▶ STATED EXERCISE: All the data below goes into the copy word for word, but the pictures don't.

▶ ENTRIES SUPPLIED:

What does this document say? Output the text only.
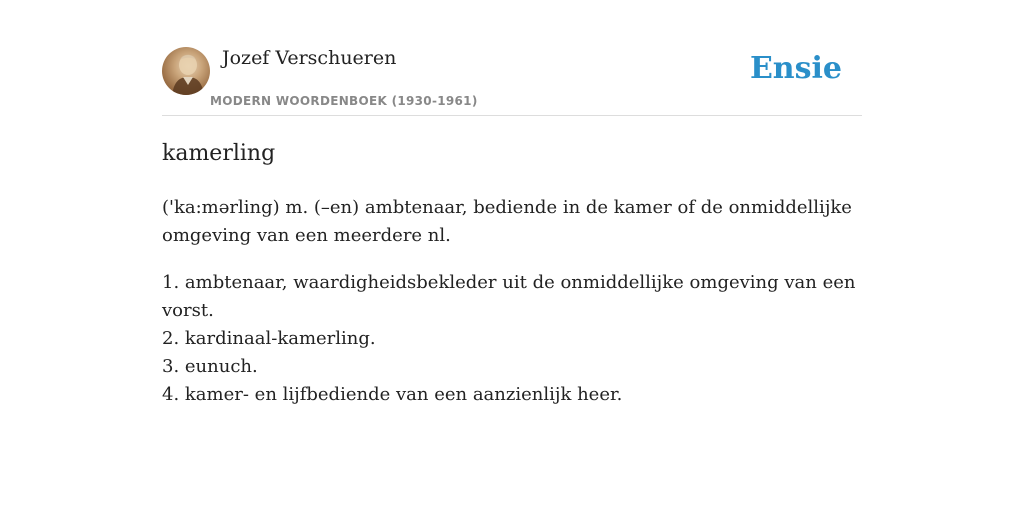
Jozef Verschueren
MODERN WOORDENBOEK (1930-1961)
Ensie
kamerling

('ka:mərling) m. (–en) ambtenaar, bediende in de kamer of de onmiddellijke omgeving van een meerdere nl.

1. ambtenaar, waardigheidsbekleder uit de onmiddellijke omgeving van een vorst.
2. kardinaal-kamerling.
3. eunuch.
4. kamer- en lijfbediende van een aanzienlijk heer.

▶ WRITTEN REPLY:
What does this document say? Output the text only.
Jozef Verschueren
MODERN WOORDENBOEK (1930-1961)
Ensie
kamerling

('ka:mərling) m. (–en) ambtenaar, bediende in de kamer of de onmiddellijke omgeving van een meerdere nl.

1. ambtenaar, waardigheidsbekleder uit de onmiddellijke omgeving van een vorst.
2. kardinaal-kamerling.
3. eunuch.
4. kamer- en lijfbediende van een aanzienlijk heer.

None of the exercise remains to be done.